╭─ Data for this task

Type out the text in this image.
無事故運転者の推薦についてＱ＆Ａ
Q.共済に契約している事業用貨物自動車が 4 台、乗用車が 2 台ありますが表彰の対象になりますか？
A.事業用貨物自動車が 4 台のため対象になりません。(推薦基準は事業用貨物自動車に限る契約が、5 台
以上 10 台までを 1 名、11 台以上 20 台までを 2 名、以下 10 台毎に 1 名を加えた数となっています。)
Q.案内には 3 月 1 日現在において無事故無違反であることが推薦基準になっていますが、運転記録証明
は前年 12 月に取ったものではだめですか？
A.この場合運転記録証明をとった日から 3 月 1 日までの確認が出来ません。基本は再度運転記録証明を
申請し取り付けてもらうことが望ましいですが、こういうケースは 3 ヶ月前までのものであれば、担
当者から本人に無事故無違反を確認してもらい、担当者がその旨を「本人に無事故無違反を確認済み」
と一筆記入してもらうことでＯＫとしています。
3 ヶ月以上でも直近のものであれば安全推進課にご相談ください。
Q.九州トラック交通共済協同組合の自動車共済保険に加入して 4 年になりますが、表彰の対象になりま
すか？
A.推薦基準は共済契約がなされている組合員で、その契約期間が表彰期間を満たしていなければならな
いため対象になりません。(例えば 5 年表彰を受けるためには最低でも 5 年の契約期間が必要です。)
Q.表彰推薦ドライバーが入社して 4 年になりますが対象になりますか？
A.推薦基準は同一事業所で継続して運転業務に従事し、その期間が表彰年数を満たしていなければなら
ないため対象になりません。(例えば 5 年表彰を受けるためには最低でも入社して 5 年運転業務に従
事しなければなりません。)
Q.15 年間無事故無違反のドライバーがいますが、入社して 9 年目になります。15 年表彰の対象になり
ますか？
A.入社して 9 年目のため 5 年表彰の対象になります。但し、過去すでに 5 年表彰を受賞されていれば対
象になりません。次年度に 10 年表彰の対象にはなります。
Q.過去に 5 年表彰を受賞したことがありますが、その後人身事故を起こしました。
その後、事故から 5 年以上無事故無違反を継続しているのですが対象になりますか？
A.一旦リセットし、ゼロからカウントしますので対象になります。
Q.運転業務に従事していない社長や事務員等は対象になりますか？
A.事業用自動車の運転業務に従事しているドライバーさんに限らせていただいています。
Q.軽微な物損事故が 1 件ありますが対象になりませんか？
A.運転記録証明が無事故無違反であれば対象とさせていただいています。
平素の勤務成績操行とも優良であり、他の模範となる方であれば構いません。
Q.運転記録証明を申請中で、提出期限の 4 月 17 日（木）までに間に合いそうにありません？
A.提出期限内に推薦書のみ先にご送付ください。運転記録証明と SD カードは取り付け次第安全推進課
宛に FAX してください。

╰─

What is asked:
All the entries above need to be reproduced exactly.

Reply:
Type out the text in this image.
無事故運転者の推薦についてＱ＆Ａ
Q.共済に契約している事業用貨物自動車が 4 台、乗用車が 2 台ありますが表彰の対象になりますか？
A.事業用貨物自動車が 4 台のため対象になりません。(推薦基準は事業用貨物自動車に限る契約が、5 台
以上 10 台までを 1 名、11 台以上 20 台までを 2 名、以下 10 台毎に 1 名を加えた数となっています。)
Q.案内には 3 月 1 日現在において無事故無違反であることが推薦基準になっていますが、運転記録証明
は前年 12 月に取ったものではだめですか？
A.この場合運転記録証明をとった日から 3 月 1 日までの確認が出来ません。基本は再度運転記録証明を
申請し取り付けてもらうことが望ましいですが、こういうケースは 3 ヶ月前までのものであれば、担
当者から本人に無事故無違反を確認してもらい、担当者がその旨を「本人に無事故無違反を確認済み」
と一筆記入してもらうことでＯＫとしています。
3 ヶ月以上でも直近のものであれば安全推進課にご相談ください。
Q.九州トラック交通共済協同組合の自動車共済保険に加入して 4 年になりますが、表彰の対象になりま
すか？
A.推薦基準は共済契約がなされている組合員で、その契約期間が表彰期間を満たしていなければならな
いため対象になりません。(例えば 5 年表彰を受けるためには最低でも 5 年の契約期間が必要です。)
Q.表彰推薦ドライバーが入社して 4 年になりますが対象になりますか？
A.推薦基準は同一事業所で継続して運転業務に従事し、その期間が表彰年数を満たしていなければなら
ないため対象になりません。(例えば 5 年表彰を受けるためには最低でも入社して 5 年運転業務に従
事しなければなりません。)
Q.15 年間無事故無違反のドライバーがいますが、入社して 9 年目になります。15 年表彰の対象になり
ますか？
A.入社して 9 年目のため 5 年表彰の対象になります。但し、過去すでに 5 年表彰を受賞されていれば対
象になりません。次年度に 10 年表彰の対象にはなります。
Q.過去に 5 年表彰を受賞したことがありますが、その後人身事故を起こしました。
その後、事故から 5 年以上無事故無違反を継続しているのですが対象になりますか？
A.一旦リセットし、ゼロからカウントしますので対象になります。
Q.運転業務に従事していない社長や事務員等は対象になりますか？
A.事業用自動車の運転業務に従事しているドライバーさんに限らせていただいています。
Q.軽微な物損事故が 1 件ありますが対象になりませんか？
A.運転記録証明が無事故無違反であれば対象とさせていただいています。
平素の勤務成績操行とも優良であり、他の模範となる方であれば構いません。
Q.運転記録証明を申請中で、提出期限の 4 月 17 日（木）までに間に合いそうにありません？
A.提出期限内に推薦書のみ先にご送付ください。運転記録証明と SD カードは取り付け次第安全推進課
宛に FAX してください。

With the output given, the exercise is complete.